-------- ENTRIES --------

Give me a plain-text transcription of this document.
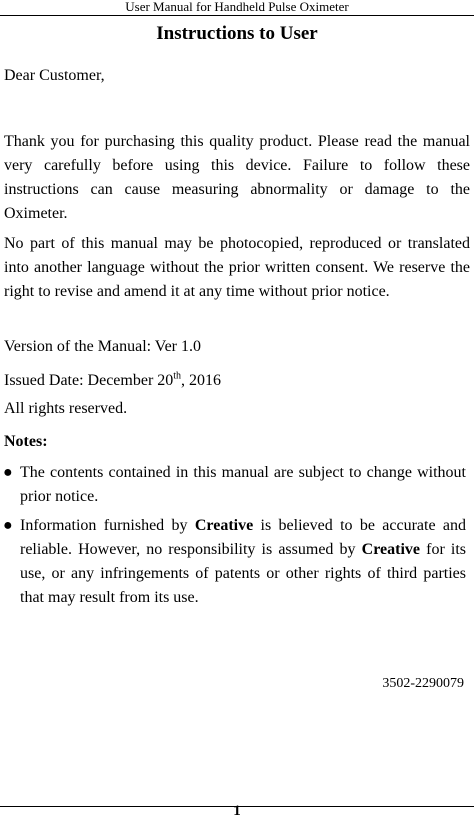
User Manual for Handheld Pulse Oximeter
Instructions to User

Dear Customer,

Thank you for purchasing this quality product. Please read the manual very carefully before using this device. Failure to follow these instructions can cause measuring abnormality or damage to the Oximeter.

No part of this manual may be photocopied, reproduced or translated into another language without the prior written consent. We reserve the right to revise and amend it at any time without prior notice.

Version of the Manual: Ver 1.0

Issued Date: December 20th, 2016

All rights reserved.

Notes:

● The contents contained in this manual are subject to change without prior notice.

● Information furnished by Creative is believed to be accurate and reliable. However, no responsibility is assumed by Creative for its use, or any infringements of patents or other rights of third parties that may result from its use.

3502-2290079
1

--------
-------- ENTRIES --------

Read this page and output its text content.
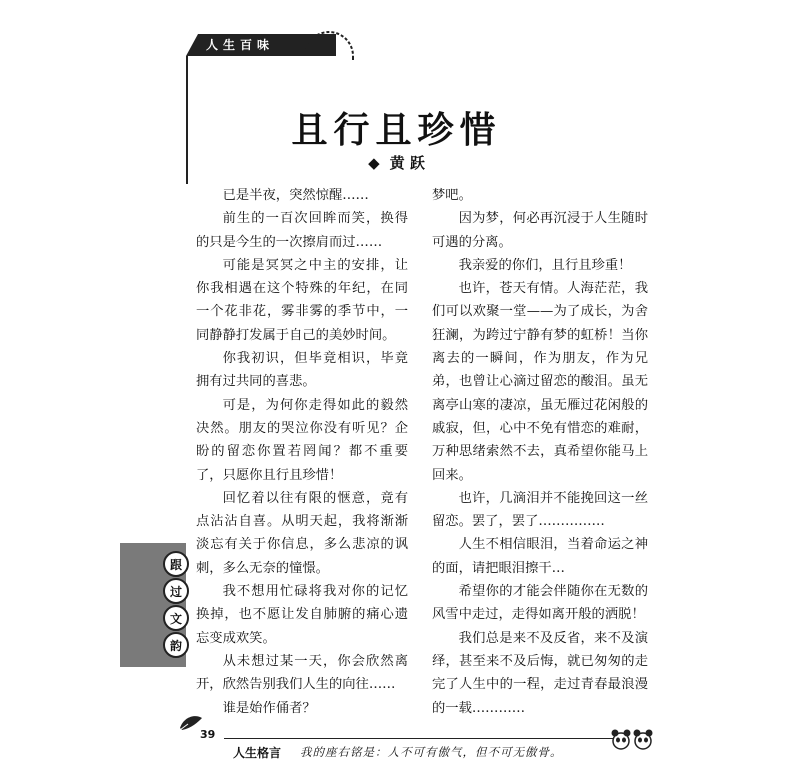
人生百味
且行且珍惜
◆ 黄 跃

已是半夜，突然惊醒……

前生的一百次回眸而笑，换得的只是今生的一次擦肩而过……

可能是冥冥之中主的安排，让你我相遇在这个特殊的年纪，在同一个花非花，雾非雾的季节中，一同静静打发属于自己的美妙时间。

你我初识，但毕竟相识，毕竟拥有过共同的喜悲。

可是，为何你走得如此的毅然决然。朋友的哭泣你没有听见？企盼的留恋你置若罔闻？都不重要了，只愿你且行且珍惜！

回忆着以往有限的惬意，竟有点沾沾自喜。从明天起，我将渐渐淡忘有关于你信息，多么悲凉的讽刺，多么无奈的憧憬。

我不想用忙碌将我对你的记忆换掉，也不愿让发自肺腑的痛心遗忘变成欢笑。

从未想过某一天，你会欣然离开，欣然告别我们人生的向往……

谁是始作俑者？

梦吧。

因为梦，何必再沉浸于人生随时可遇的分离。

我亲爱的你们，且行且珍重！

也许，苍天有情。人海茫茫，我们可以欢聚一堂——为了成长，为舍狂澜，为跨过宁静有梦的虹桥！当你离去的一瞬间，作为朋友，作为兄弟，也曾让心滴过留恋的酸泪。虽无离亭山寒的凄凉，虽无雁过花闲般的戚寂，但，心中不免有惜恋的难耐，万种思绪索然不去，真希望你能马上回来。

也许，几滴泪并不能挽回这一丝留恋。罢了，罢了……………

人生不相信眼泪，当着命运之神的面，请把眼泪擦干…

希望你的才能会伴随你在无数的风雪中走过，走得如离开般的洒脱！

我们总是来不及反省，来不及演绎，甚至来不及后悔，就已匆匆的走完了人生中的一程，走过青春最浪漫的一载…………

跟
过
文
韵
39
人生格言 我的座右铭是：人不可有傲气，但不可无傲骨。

--------

WRITTEN EXERCISE:
Report each line of the material above where the word "prior" appears.

EXPECTED ANSWER:
No part of this manual may be photocopied, reproduced or translated into another language without the prior written consent. We reserve the right to revise and amend it at any time without prior notice.
● The contents contained in this manual are subject to change without prior notice.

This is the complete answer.